%%

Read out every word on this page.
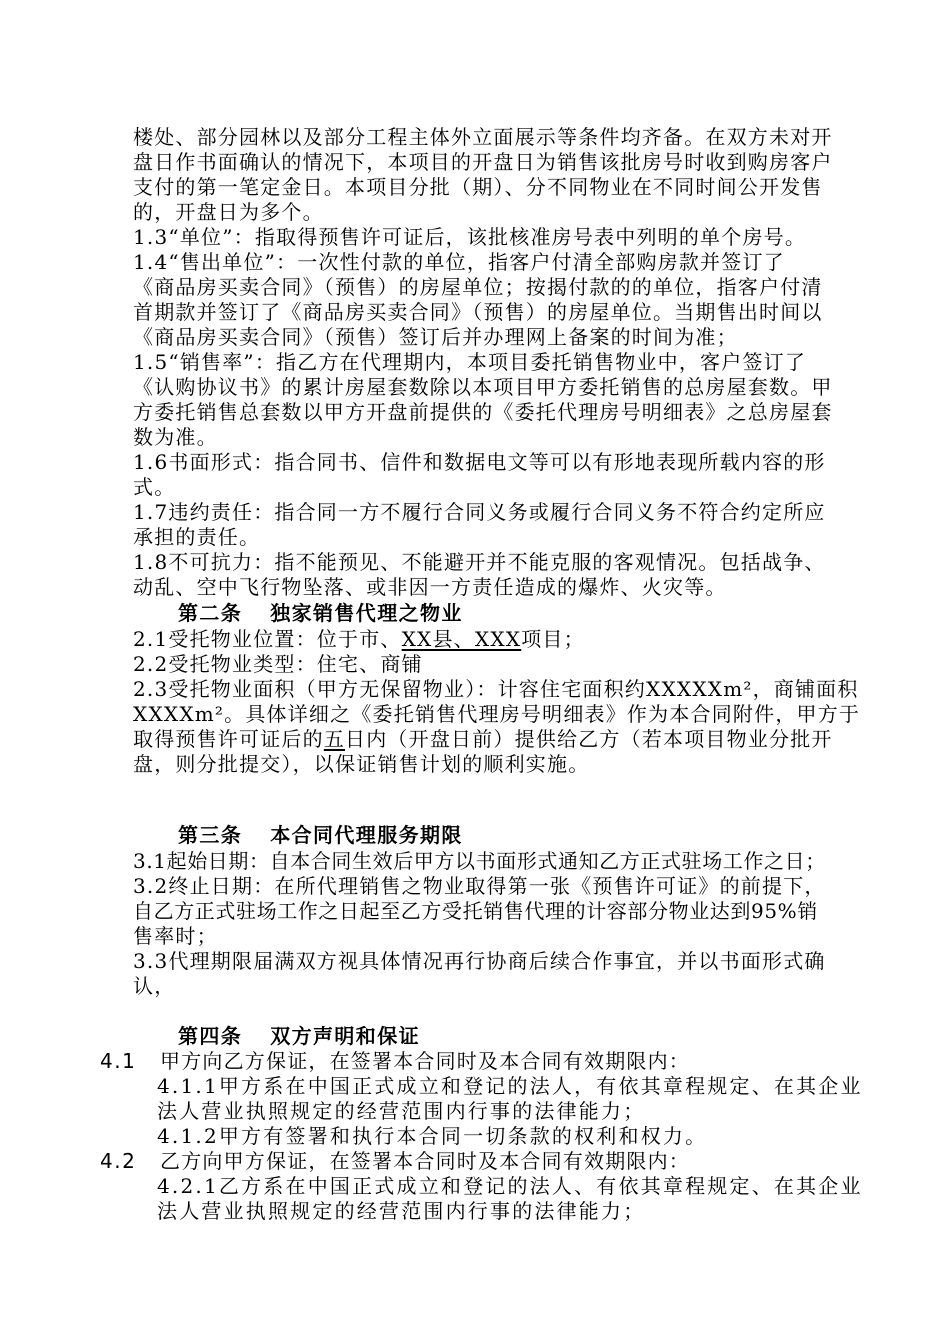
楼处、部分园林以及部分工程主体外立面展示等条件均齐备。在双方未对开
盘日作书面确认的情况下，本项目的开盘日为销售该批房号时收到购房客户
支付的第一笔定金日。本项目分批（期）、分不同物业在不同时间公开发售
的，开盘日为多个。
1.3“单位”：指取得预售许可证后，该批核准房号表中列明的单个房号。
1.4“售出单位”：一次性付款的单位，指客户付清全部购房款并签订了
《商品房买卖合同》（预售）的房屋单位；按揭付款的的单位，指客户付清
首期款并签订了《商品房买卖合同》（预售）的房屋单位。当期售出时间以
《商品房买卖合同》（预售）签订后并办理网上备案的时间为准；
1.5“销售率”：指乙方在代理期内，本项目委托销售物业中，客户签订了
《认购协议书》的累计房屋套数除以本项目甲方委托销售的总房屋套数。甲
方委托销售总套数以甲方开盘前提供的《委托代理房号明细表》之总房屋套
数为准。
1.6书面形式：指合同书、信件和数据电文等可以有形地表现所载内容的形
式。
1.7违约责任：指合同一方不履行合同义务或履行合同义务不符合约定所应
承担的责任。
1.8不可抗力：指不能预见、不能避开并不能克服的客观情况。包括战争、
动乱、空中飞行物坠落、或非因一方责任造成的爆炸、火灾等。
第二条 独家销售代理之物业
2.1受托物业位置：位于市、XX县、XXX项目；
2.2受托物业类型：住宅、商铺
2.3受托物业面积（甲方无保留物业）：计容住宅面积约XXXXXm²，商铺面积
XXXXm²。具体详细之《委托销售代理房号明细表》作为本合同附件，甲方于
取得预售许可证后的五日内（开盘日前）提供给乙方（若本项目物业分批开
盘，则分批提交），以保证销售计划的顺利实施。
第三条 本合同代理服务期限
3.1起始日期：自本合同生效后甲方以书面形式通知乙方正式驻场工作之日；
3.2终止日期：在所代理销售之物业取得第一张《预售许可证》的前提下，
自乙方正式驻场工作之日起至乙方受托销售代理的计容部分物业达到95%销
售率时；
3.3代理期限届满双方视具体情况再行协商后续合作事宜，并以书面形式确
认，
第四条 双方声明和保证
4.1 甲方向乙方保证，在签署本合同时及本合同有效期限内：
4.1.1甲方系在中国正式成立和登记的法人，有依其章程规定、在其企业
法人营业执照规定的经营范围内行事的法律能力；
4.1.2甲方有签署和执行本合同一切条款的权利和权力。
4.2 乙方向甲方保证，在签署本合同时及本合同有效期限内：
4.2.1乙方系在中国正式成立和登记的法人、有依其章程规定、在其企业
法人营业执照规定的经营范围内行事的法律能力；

%%
%%

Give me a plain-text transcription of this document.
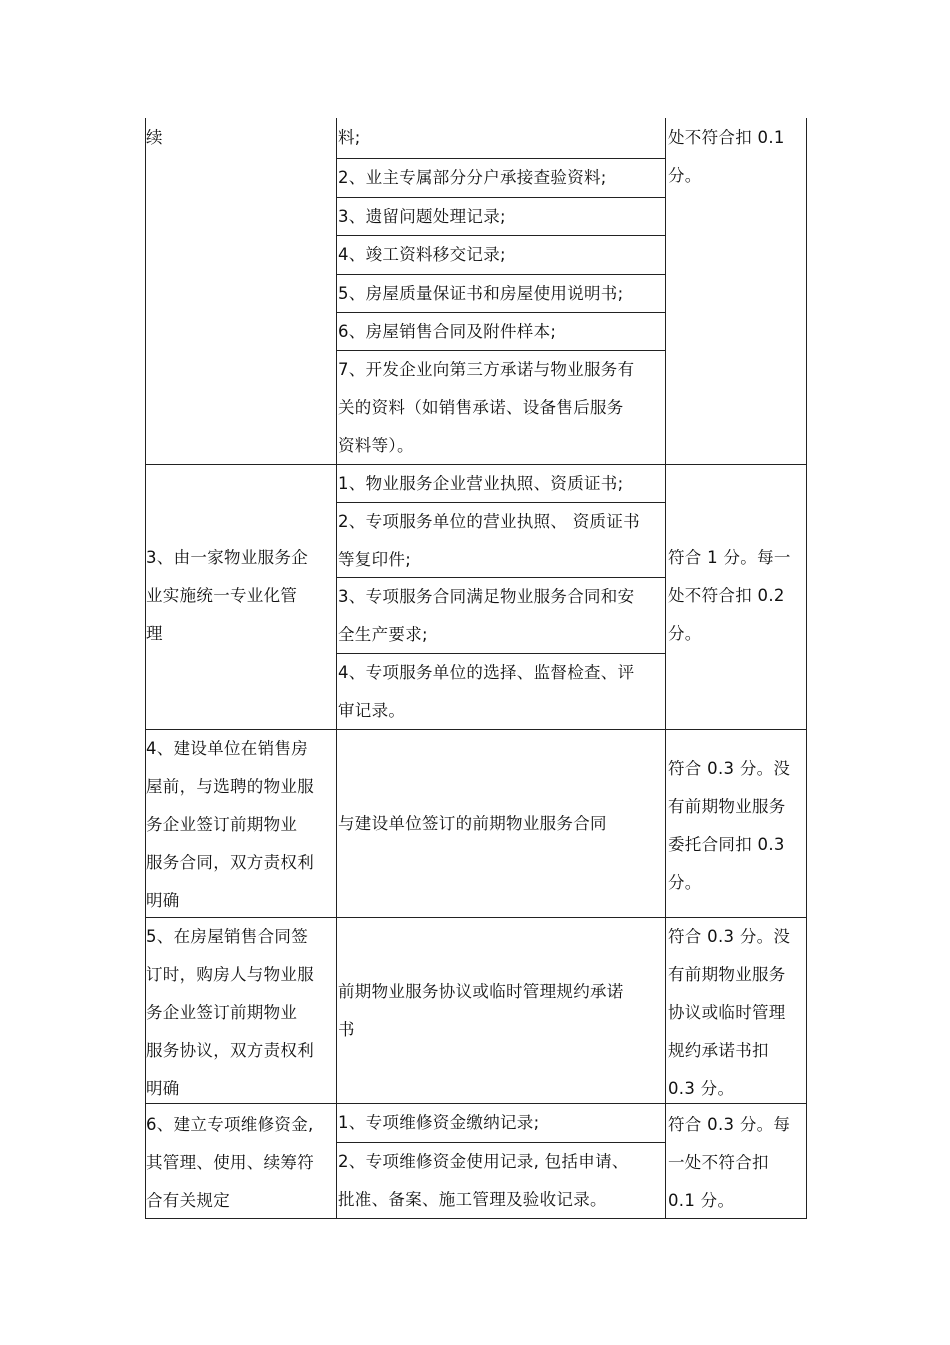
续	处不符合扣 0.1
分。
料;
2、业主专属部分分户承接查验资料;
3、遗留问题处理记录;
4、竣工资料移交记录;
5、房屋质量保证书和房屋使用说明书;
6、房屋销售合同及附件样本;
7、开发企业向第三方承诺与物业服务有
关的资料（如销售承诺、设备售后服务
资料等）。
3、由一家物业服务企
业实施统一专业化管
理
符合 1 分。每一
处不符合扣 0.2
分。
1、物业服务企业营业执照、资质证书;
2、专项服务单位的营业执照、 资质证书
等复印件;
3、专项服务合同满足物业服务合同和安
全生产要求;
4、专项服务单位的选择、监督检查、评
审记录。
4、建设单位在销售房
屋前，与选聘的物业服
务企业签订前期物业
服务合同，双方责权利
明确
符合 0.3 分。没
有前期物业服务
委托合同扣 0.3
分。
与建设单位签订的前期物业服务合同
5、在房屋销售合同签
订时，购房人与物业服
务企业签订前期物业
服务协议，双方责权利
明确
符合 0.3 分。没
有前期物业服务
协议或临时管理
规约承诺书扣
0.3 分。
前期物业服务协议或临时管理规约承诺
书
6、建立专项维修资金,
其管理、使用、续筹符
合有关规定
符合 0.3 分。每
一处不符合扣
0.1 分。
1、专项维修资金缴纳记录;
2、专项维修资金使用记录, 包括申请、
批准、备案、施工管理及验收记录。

%%

## What to produce
List all lines where "在其企业" occurs.

## Output for this task
4.1.1甲方系在中国正式成立和登记的法人，有依其章程规定、在其企业
4.2.1乙方系在中国正式成立和登记的法人、有依其章程规定、在其企业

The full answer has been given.